| To do |
Identify all lines in the listing that include the word "name", and copy them out.

| Data in this exercise |
(begin)

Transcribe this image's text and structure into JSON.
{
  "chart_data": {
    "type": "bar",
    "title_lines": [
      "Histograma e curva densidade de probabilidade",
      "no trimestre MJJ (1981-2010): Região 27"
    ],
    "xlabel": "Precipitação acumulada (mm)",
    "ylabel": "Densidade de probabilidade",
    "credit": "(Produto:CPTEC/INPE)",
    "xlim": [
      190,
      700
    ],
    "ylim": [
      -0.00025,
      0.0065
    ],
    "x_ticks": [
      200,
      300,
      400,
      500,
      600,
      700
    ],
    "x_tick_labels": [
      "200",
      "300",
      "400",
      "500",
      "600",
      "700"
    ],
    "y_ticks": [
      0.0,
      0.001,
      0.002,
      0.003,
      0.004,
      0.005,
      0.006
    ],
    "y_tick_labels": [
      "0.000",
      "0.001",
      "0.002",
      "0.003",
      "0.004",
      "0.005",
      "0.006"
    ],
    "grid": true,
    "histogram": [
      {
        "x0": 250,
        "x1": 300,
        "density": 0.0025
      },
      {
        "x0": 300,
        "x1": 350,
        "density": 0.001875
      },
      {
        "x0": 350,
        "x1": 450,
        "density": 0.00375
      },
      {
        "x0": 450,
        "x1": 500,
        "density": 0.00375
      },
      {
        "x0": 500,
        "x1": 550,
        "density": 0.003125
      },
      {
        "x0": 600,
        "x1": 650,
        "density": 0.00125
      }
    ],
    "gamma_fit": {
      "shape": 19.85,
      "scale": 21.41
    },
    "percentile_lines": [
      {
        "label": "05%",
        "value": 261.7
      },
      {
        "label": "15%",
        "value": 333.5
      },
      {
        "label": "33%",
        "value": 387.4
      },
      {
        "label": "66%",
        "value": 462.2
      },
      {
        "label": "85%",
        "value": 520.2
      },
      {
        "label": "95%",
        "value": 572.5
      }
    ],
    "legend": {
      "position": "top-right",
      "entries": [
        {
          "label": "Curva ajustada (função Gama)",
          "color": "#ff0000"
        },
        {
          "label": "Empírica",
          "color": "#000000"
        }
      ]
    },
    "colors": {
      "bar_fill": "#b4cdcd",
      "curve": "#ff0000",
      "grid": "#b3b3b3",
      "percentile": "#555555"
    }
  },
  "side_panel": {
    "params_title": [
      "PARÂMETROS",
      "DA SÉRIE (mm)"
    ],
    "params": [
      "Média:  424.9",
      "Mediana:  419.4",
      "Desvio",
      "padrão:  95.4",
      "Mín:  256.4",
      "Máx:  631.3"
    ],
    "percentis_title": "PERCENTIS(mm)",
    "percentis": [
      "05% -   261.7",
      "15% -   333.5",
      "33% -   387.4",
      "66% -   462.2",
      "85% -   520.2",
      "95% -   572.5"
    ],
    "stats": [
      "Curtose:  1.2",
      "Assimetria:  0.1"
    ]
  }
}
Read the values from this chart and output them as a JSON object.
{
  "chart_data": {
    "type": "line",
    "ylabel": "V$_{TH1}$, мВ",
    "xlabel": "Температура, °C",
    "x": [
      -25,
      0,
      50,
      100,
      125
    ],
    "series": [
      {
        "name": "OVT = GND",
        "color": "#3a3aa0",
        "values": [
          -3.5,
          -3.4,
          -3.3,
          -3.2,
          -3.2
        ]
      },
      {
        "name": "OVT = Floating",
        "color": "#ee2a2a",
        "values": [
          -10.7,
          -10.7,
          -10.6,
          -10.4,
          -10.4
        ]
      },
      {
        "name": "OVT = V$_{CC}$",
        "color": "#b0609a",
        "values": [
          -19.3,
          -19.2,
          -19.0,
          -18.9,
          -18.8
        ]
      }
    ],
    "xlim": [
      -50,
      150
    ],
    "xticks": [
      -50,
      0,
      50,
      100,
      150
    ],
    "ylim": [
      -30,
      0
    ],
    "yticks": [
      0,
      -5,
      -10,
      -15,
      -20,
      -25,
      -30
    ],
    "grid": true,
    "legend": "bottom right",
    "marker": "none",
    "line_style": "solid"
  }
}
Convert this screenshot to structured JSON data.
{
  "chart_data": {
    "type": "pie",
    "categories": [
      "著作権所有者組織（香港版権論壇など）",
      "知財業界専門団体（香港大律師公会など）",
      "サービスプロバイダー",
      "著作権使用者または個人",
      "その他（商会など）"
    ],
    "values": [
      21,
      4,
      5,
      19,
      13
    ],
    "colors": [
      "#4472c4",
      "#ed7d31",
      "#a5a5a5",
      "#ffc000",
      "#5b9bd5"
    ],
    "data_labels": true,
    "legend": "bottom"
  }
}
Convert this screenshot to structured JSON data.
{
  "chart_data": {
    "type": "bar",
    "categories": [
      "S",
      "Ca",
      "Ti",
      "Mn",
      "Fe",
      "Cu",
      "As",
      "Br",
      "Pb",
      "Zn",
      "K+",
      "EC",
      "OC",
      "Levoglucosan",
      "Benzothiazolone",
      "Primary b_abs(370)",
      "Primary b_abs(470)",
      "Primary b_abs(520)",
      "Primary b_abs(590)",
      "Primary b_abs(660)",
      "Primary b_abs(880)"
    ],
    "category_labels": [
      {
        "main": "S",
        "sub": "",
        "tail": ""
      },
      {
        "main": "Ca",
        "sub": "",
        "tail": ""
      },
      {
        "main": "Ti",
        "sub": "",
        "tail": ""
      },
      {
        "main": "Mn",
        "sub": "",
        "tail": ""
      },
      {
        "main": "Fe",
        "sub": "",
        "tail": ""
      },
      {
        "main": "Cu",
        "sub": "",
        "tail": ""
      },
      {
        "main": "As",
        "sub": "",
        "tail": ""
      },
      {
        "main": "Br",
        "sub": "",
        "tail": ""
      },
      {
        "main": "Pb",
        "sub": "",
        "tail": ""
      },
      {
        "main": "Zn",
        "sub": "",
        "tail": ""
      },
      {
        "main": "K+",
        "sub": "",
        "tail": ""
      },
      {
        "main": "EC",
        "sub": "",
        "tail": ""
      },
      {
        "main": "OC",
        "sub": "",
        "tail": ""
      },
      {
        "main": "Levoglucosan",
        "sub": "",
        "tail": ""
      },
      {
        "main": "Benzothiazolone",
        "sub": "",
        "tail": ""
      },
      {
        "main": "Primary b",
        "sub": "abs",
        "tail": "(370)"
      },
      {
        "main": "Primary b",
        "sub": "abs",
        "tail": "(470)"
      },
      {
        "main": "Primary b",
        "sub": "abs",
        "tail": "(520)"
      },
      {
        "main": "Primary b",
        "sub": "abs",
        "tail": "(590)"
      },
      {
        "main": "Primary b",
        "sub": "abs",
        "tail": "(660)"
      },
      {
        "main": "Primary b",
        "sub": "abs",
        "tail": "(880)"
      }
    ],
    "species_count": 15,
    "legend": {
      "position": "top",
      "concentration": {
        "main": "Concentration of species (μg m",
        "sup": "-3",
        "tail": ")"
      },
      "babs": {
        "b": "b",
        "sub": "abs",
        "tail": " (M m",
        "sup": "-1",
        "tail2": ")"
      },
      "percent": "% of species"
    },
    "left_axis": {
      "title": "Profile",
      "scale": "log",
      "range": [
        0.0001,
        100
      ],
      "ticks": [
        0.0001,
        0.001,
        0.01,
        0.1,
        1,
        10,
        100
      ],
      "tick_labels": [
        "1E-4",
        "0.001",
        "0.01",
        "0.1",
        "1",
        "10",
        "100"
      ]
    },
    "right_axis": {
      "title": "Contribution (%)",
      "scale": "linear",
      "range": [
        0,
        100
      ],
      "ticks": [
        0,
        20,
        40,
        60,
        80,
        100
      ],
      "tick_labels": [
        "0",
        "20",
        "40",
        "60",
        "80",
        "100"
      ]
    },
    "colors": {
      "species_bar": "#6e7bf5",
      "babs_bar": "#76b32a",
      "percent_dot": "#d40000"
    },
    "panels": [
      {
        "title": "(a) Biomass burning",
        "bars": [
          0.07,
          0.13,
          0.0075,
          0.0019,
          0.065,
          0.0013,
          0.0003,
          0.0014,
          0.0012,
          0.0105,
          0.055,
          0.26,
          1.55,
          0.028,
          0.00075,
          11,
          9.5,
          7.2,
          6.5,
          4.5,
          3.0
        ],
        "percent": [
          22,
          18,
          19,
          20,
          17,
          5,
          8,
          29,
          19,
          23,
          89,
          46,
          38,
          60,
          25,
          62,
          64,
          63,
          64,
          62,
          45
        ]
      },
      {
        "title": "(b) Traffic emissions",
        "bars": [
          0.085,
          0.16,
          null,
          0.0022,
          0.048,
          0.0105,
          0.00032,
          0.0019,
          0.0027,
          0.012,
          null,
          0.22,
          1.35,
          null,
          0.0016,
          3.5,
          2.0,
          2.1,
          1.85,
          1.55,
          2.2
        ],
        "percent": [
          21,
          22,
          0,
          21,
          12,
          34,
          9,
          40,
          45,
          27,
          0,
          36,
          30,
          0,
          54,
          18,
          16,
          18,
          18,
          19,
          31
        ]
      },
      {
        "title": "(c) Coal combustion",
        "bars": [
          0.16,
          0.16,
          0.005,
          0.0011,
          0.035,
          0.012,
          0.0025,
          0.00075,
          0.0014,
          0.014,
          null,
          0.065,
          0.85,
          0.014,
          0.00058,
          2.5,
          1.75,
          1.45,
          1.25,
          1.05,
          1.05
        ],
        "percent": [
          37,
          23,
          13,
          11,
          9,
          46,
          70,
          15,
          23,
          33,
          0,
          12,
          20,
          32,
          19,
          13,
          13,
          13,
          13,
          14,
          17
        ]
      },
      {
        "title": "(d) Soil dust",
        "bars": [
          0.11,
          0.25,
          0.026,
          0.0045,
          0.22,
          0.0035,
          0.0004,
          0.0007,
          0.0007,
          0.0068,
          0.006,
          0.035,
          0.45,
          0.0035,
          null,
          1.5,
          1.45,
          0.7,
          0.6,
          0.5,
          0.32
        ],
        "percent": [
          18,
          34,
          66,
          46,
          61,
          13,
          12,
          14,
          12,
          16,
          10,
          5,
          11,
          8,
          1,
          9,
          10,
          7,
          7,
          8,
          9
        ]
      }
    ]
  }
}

(end)

| Solution below |
        "name": "OVT = GND",
        "name": "OVT = Floating",
        "name": "OVT = V$_{CC}$",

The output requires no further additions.